───── Data shown ─────
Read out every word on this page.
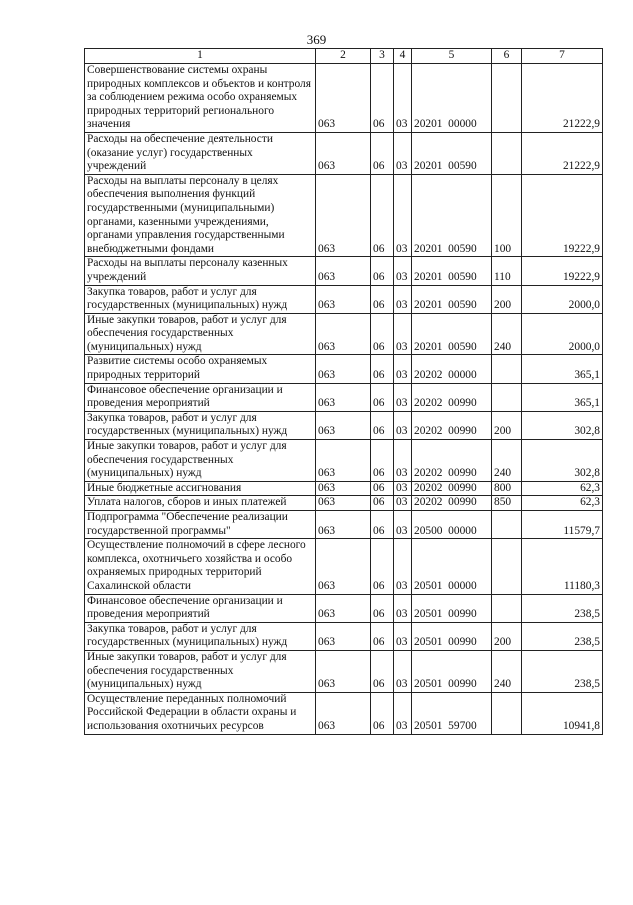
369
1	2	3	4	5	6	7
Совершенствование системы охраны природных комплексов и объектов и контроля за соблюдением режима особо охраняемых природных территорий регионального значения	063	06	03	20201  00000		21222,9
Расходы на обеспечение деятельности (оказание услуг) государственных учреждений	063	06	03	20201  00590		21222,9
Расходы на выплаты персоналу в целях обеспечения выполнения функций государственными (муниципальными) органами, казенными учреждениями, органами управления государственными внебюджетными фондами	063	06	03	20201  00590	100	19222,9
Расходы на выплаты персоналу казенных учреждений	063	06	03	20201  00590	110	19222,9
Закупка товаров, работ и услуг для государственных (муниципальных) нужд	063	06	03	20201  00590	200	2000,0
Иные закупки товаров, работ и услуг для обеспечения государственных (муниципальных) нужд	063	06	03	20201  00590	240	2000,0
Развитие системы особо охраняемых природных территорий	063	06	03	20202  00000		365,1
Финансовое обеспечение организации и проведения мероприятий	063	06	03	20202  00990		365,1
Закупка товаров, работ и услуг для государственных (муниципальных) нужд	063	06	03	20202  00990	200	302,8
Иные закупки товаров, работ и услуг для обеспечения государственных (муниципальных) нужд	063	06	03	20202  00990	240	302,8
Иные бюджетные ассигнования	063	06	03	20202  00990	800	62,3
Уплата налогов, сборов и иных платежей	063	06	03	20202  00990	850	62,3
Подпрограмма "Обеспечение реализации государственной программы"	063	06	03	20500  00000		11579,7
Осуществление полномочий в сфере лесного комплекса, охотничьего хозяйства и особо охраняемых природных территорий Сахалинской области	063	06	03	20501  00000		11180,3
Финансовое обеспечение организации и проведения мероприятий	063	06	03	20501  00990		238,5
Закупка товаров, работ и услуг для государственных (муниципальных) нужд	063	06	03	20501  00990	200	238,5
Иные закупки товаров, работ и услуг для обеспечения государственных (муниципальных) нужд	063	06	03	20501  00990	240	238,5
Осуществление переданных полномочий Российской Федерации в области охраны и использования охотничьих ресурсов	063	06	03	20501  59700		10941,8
─────
* _What is being asked_: Retype the entries word for word. Omit any images.

* _Exercise output_:
Read out every word on this page.
369
1	2	3	4	5	6	7
Совершенствование системы охраны природных комплексов и объектов и контроля за соблюдением режима особо охраняемых природных территорий регионального значения	063	06	03	20201  00000		21222,9
Расходы на обеспечение деятельности (оказание услуг) государственных учреждений	063	06	03	20201  00590		21222,9
Расходы на выплаты персоналу в целях обеспечения выполнения функций государственными (муниципальными) органами, казенными учреждениями, органами управления государственными внебюджетными фондами	063	06	03	20201  00590	100	19222,9
Расходы на выплаты персоналу казенных учреждений	063	06	03	20201  00590	110	19222,9
Закупка товаров, работ и услуг для государственных (муниципальных) нужд	063	06	03	20201  00590	200	2000,0
Иные закупки товаров, работ и услуг для обеспечения государственных (муниципальных) нужд	063	06	03	20201  00590	240	2000,0
Развитие системы особо охраняемых природных территорий	063	06	03	20202  00000		365,1
Финансовое обеспечение организации и проведения мероприятий	063	06	03	20202  00990		365,1
Закупка товаров, работ и услуг для государственных (муниципальных) нужд	063	06	03	20202  00990	200	302,8
Иные закупки товаров, работ и услуг для обеспечения государственных (муниципальных) нужд	063	06	03	20202  00990	240	302,8
Иные бюджетные ассигнования	063	06	03	20202  00990	800	62,3
Уплата налогов, сборов и иных платежей	063	06	03	20202  00990	850	62,3
Подпрограмма "Обеспечение реализации государственной программы"	063	06	03	20500  00000		11579,7
Осуществление полномочий в сфере лесного комплекса, охотничьего хозяйства и особо охраняемых природных территорий Сахалинской области	063	06	03	20501  00000		11180,3
Финансовое обеспечение организации и проведения мероприятий	063	06	03	20501  00990		238,5
Закупка товаров, работ и услуг для государственных (муниципальных) нужд	063	06	03	20501  00990	200	238,5
Иные закупки товаров, работ и услуг для обеспечения государственных (муниципальных) нужд	063	06	03	20501  00990	240	238,5
Осуществление переданных полномочий Российской Федерации в области охраны и использования охотничьих ресурсов	063	06	03	20501  59700		10941,8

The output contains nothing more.